EXTRACTED RECORDS
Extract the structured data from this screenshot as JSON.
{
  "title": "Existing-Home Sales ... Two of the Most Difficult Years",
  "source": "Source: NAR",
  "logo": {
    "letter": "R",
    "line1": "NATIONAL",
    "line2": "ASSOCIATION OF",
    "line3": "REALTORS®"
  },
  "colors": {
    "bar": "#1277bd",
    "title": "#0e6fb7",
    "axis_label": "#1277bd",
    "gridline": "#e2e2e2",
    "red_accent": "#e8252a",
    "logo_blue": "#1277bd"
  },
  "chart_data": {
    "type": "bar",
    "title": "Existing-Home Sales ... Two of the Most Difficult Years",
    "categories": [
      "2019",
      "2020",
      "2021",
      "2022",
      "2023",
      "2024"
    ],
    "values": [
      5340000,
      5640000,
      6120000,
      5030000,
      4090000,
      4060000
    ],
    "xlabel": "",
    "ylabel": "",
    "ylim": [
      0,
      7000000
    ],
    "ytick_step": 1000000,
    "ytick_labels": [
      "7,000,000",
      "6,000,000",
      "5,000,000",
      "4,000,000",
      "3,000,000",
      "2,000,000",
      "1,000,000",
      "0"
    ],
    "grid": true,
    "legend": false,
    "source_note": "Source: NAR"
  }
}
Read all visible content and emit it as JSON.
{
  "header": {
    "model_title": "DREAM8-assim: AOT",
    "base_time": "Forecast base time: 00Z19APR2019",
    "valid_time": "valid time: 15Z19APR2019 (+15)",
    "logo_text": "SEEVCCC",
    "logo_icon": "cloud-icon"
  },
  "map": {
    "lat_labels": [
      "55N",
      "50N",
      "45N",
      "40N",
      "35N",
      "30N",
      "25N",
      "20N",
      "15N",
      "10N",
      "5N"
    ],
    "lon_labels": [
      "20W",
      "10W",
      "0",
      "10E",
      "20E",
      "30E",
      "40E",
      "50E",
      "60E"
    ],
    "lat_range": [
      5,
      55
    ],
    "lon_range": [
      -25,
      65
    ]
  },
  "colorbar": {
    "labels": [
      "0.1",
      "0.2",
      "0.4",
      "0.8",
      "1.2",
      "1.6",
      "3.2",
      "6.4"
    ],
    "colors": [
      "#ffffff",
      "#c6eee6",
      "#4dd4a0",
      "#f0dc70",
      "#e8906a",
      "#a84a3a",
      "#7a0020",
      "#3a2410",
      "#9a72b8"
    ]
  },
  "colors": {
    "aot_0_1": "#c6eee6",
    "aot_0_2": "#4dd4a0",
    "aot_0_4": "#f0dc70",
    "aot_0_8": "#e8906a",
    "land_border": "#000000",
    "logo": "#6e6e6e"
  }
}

SHORT TASK
Your task is to give the records above again, exactly.

ANSWER TO THE EXERCISE
Extract the structured data from this screenshot as JSON.
{
  "title": "Existing-Home Sales ... Two of the Most Difficult Years",
  "source": "Source: NAR",
  "logo": {
    "letter": "R",
    "line1": "NATIONAL",
    "line2": "ASSOCIATION OF",
    "line3": "REALTORS®"
  },
  "colors": {
    "bar": "#1277bd",
    "title": "#0e6fb7",
    "axis_label": "#1277bd",
    "gridline": "#e2e2e2",
    "red_accent": "#e8252a",
    "logo_blue": "#1277bd"
  },
  "chart_data": {
    "type": "bar",
    "title": "Existing-Home Sales ... Two of the Most Difficult Years",
    "categories": [
      "2019",
      "2020",
      "2021",
      "2022",
      "2023",
      "2024"
    ],
    "values": [
      5340000,
      5640000,
      6120000,
      5030000,
      4090000,
      4060000
    ],
    "xlabel": "",
    "ylabel": "",
    "ylim": [
      0,
      7000000
    ],
    "ytick_step": 1000000,
    "ytick_labels": [
      "7,000,000",
      "6,000,000",
      "5,000,000",
      "4,000,000",
      "3,000,000",
      "2,000,000",
      "1,000,000",
      "0"
    ],
    "grid": true,
    "legend": false,
    "source_note": "Source: NAR"
  }
}
Read all visible content and emit it as JSON.
{
  "header": {
    "model_title": "DREAM8-assim: AOT",
    "base_time": "Forecast base time: 00Z19APR2019",
    "valid_time": "valid time: 15Z19APR2019 (+15)",
    "logo_text": "SEEVCCC",
    "logo_icon": "cloud-icon"
  },
  "map": {
    "lat_labels": [
      "55N",
      "50N",
      "45N",
      "40N",
      "35N",
      "30N",
      "25N",
      "20N",
      "15N",
      "10N",
      "5N"
    ],
    "lon_labels": [
      "20W",
      "10W",
      "0",
      "10E",
      "20E",
      "30E",
      "40E",
      "50E",
      "60E"
    ],
    "lat_range": [
      5,
      55
    ],
    "lon_range": [
      -25,
      65
    ]
  },
  "colorbar": {
    "labels": [
      "0.1",
      "0.2",
      "0.4",
      "0.8",
      "1.2",
      "1.6",
      "3.2",
      "6.4"
    ],
    "colors": [
      "#ffffff",
      "#c6eee6",
      "#4dd4a0",
      "#f0dc70",
      "#e8906a",
      "#a84a3a",
      "#7a0020",
      "#3a2410",
      "#9a72b8"
    ]
  },
  "colors": {
    "aot_0_1": "#c6eee6",
    "aot_0_2": "#4dd4a0",
    "aot_0_4": "#f0dc70",
    "aot_0_8": "#e8906a",
    "land_border": "#000000",
    "logo": "#6e6e6e"
  }
}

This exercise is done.